[start of Raw data]
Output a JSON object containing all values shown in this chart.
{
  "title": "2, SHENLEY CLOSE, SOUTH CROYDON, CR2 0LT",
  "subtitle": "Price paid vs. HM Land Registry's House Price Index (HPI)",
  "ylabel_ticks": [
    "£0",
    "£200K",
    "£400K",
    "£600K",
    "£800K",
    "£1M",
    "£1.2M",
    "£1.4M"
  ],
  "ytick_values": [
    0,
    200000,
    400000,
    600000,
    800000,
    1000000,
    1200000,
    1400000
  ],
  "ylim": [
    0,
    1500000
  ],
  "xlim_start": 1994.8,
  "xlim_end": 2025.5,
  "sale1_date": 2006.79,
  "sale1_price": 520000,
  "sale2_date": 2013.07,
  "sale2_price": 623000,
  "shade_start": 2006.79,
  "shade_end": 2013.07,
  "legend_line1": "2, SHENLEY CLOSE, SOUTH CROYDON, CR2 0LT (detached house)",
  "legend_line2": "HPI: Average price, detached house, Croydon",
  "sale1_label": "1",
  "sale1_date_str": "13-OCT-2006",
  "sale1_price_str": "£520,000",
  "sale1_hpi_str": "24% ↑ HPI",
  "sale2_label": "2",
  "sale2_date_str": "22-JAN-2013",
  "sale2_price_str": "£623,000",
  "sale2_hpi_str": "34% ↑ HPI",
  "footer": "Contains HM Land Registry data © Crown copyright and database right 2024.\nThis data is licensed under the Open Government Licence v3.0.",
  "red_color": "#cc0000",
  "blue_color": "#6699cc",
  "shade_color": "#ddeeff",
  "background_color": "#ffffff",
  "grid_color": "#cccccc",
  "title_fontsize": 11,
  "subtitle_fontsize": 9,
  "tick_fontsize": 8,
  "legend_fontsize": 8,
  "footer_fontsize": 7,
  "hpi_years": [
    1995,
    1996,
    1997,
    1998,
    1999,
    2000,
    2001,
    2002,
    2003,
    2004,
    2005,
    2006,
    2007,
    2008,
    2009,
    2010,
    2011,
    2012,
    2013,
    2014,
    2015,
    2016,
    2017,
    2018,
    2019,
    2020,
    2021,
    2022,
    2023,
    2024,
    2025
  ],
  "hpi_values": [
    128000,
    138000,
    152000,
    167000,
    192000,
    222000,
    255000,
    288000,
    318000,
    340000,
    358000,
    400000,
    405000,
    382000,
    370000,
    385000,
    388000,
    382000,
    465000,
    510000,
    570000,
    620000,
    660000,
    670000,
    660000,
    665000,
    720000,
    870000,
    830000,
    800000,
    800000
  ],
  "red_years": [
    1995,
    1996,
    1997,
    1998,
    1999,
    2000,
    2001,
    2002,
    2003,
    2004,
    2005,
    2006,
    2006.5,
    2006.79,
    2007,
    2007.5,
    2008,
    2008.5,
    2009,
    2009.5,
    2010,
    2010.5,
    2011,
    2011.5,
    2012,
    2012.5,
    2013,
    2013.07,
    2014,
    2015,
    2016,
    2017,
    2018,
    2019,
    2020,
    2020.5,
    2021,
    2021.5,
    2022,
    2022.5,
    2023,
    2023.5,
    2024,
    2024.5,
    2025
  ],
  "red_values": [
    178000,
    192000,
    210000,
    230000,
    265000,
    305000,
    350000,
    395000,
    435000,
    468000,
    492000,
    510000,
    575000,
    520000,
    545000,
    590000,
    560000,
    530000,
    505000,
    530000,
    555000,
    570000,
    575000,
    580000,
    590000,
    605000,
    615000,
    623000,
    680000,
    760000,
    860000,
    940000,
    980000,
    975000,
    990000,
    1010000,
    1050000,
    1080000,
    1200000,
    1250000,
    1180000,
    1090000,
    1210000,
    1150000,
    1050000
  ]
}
[end of Raw data]
[start of Raw data]
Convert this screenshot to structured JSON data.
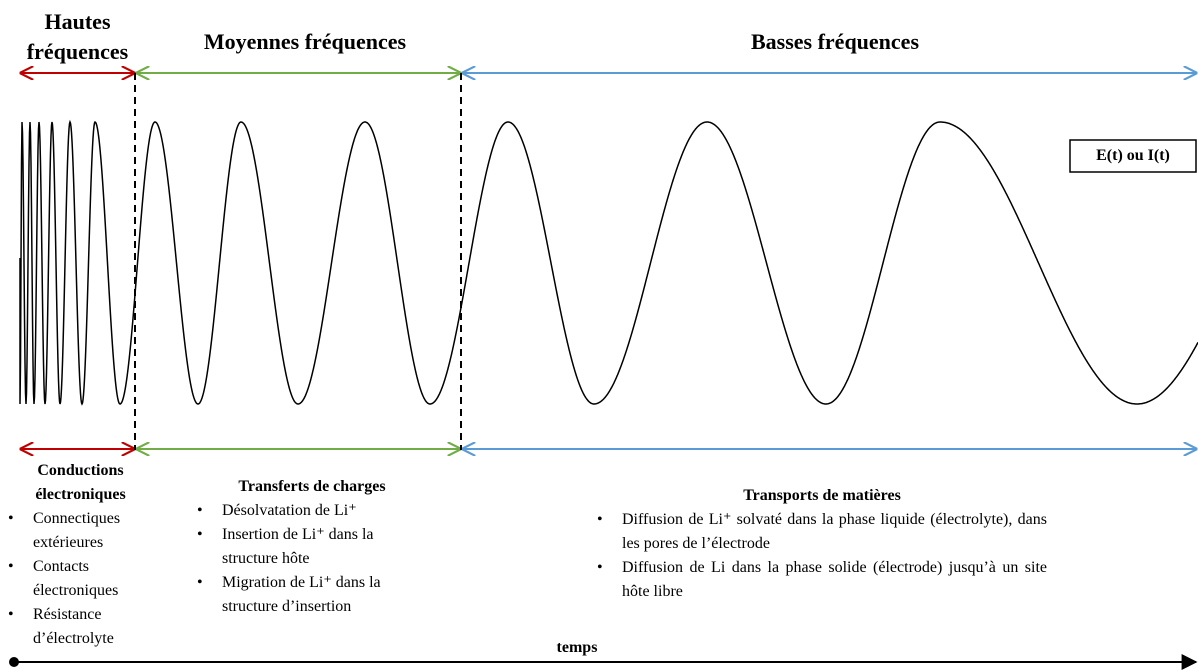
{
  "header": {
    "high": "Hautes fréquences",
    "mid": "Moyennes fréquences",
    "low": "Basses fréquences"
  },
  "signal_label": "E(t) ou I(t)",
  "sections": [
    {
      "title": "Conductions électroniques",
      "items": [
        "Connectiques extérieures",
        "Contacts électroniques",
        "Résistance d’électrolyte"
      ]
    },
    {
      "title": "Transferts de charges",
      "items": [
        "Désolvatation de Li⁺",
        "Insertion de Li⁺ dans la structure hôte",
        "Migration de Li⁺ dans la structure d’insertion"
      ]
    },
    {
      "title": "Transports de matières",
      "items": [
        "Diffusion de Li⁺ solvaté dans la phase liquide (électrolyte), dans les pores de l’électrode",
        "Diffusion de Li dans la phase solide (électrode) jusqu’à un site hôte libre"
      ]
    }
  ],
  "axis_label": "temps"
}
[end of Raw data]
[start of Raw data]
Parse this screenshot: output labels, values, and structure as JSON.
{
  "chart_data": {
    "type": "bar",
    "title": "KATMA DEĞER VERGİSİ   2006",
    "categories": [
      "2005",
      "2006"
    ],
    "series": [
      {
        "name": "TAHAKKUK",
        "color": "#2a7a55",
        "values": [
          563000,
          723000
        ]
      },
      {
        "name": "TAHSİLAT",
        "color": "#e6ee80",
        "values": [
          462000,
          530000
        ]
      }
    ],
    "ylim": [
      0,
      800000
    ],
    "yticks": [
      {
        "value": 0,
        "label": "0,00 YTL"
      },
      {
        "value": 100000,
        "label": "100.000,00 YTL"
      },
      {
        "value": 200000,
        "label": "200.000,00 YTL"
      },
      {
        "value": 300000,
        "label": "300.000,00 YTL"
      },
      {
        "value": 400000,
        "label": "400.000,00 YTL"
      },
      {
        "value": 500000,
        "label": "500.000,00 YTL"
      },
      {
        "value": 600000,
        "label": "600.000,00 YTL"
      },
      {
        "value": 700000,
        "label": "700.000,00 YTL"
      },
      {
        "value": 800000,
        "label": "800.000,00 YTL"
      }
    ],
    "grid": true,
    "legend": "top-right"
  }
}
[end of Raw data]
§ **Exercise requirements**: Check each line of the listing above for the string "right", then report only how many lines have it.

§ **Correct result**: 2